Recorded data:
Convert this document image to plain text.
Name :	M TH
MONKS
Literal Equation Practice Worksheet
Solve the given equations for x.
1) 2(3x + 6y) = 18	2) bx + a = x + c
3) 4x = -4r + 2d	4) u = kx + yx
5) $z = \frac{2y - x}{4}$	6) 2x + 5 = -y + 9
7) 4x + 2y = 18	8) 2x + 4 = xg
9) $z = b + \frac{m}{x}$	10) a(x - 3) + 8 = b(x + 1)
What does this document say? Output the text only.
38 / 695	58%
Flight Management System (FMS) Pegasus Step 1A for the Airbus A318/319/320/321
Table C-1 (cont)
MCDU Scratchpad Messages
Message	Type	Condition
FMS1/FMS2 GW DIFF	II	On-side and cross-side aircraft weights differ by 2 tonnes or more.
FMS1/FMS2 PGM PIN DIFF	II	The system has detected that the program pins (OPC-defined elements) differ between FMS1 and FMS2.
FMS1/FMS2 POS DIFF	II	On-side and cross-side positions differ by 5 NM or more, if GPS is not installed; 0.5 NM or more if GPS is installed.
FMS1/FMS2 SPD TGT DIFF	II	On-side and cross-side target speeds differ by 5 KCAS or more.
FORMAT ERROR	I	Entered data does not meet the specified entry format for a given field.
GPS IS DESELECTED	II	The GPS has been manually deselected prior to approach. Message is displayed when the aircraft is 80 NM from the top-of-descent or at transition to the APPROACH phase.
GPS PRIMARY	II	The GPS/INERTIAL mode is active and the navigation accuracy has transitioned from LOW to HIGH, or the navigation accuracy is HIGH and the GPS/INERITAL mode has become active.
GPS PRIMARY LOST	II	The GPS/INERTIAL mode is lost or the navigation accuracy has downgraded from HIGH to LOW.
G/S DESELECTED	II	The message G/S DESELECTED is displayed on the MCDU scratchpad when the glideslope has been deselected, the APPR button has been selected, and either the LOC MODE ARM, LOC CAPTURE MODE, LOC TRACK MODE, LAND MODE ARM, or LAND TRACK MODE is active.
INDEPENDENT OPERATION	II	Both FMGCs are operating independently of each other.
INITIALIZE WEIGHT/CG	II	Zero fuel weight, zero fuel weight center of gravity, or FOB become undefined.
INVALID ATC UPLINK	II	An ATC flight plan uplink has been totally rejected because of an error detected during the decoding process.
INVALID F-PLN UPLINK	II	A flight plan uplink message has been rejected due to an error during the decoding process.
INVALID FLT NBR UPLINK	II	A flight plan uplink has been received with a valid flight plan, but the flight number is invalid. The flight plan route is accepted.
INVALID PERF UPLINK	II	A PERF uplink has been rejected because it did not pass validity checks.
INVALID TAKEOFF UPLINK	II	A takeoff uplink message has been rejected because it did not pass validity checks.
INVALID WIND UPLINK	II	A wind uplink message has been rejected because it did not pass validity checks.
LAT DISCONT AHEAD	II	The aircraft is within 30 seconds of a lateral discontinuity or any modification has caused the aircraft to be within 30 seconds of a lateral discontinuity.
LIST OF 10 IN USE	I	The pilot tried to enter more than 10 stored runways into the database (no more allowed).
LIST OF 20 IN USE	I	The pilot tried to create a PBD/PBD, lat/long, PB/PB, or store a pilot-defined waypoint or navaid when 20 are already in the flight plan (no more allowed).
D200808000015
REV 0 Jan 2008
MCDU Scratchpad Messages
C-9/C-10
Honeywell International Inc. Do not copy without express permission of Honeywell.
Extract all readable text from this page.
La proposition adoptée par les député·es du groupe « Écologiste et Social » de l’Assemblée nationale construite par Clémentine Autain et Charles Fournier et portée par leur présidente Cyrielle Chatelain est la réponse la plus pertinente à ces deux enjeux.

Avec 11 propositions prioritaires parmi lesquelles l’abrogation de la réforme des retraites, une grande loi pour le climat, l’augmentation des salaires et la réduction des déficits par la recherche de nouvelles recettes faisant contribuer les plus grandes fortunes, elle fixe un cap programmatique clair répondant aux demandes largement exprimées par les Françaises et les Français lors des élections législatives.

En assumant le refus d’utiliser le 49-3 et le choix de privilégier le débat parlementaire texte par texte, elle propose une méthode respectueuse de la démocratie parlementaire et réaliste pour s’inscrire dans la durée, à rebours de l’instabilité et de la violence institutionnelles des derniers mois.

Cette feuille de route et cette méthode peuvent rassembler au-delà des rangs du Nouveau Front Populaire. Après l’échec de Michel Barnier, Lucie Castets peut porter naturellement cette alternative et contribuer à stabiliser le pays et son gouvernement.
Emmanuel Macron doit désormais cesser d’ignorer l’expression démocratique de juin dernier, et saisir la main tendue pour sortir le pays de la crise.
---
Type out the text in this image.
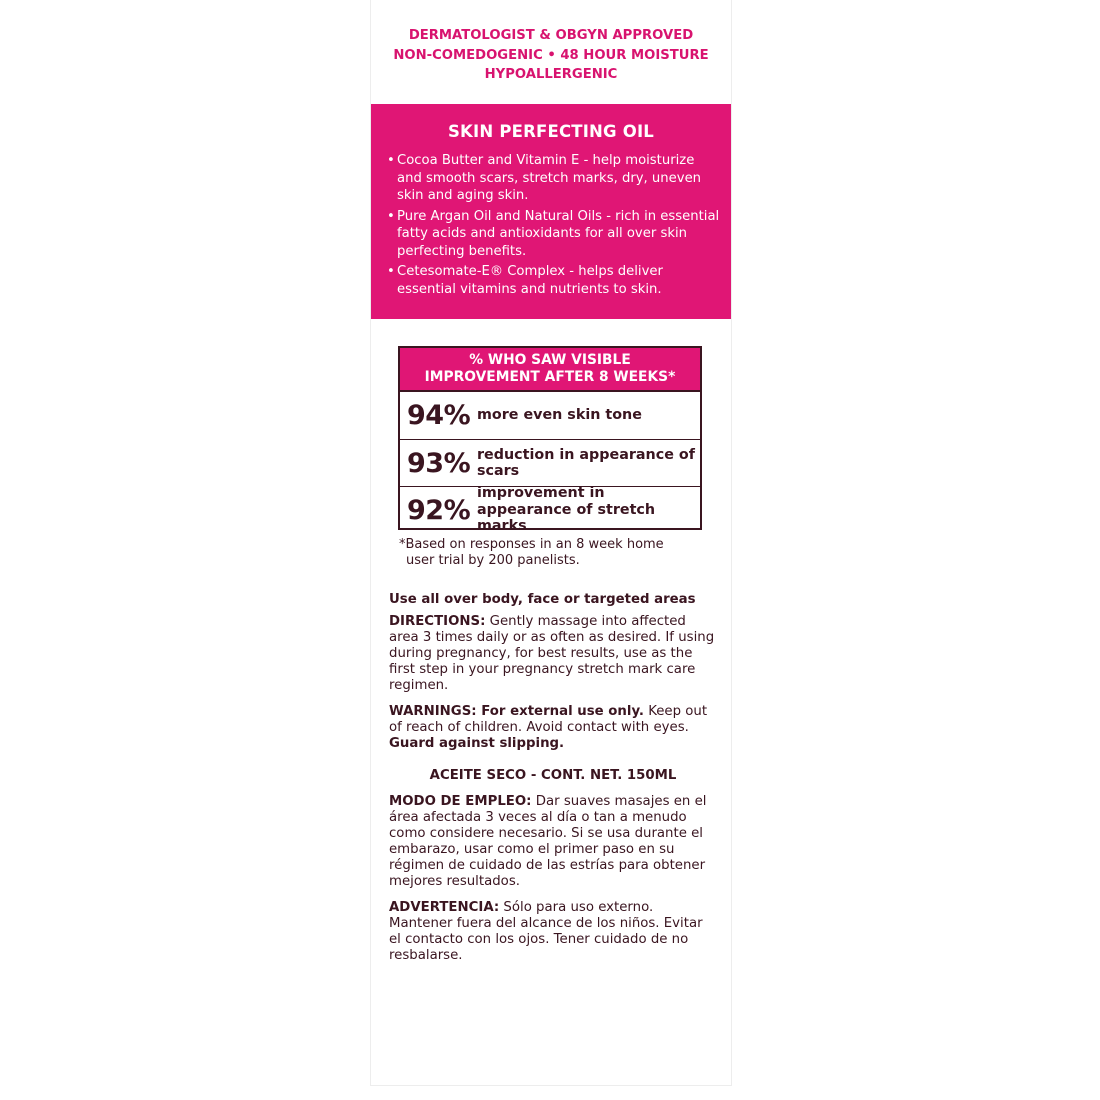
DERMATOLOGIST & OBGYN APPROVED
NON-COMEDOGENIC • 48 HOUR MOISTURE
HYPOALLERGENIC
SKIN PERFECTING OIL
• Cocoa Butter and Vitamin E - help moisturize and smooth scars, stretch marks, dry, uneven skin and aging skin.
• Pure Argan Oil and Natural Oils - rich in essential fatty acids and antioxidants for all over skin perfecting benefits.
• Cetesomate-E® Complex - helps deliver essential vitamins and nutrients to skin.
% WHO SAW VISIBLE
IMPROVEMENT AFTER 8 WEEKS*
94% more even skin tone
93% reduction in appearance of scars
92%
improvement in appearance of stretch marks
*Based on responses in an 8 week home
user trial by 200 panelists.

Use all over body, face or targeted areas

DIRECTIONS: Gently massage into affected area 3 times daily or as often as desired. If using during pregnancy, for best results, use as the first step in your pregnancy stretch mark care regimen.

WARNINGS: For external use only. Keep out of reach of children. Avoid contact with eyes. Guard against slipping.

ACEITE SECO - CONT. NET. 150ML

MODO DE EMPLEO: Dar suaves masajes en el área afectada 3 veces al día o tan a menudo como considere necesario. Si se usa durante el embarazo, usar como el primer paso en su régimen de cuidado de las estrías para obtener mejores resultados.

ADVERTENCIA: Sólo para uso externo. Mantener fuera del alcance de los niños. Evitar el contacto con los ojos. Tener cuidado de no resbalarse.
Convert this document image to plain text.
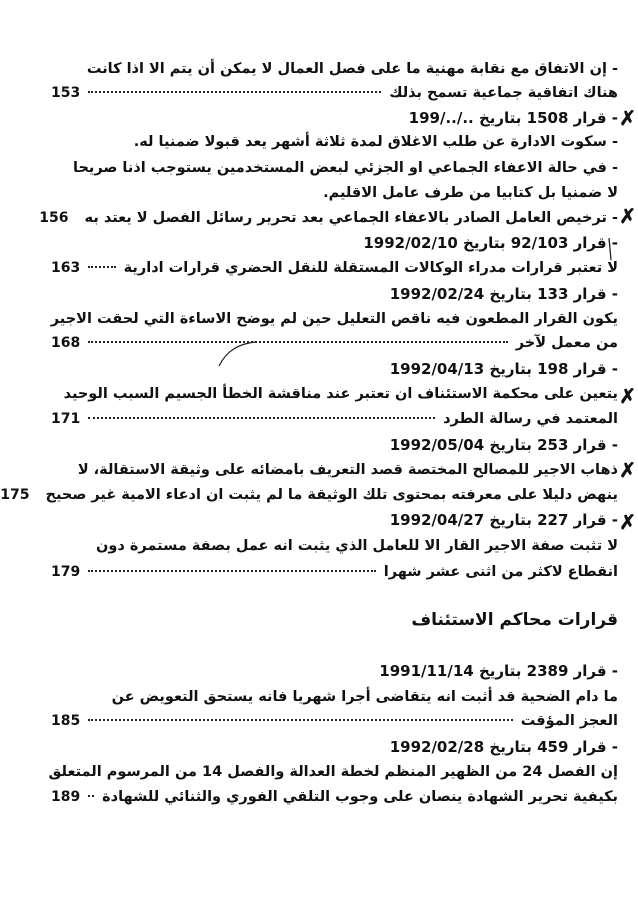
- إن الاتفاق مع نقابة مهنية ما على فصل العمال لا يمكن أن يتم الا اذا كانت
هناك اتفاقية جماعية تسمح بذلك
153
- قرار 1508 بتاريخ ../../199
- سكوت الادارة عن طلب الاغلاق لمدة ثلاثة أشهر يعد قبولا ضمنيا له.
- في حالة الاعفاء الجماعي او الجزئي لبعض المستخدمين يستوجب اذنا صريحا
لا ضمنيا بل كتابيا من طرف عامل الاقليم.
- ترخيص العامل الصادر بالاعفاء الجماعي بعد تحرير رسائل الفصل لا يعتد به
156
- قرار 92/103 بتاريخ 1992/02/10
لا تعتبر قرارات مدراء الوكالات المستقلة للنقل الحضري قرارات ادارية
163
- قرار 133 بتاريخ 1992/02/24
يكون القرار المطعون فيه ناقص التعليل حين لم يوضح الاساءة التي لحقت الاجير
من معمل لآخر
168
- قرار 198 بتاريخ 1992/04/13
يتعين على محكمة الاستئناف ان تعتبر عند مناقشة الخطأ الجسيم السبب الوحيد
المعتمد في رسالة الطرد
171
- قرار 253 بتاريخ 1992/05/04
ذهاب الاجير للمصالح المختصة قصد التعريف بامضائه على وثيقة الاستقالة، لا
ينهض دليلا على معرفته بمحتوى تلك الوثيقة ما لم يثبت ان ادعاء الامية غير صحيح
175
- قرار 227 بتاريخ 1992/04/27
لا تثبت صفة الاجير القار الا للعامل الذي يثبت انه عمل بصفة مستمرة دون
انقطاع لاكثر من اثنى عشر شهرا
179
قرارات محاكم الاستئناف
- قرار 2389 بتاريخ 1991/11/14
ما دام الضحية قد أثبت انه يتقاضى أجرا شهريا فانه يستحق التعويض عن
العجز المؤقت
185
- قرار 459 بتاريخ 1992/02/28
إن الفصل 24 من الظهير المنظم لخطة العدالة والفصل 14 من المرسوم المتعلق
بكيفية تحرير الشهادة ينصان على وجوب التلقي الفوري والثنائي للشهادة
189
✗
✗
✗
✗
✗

WRITTEN REQUEST: State the count of lines in the data holding the word "when", adding nothing to it.

RESULT OF THIS TASK: 3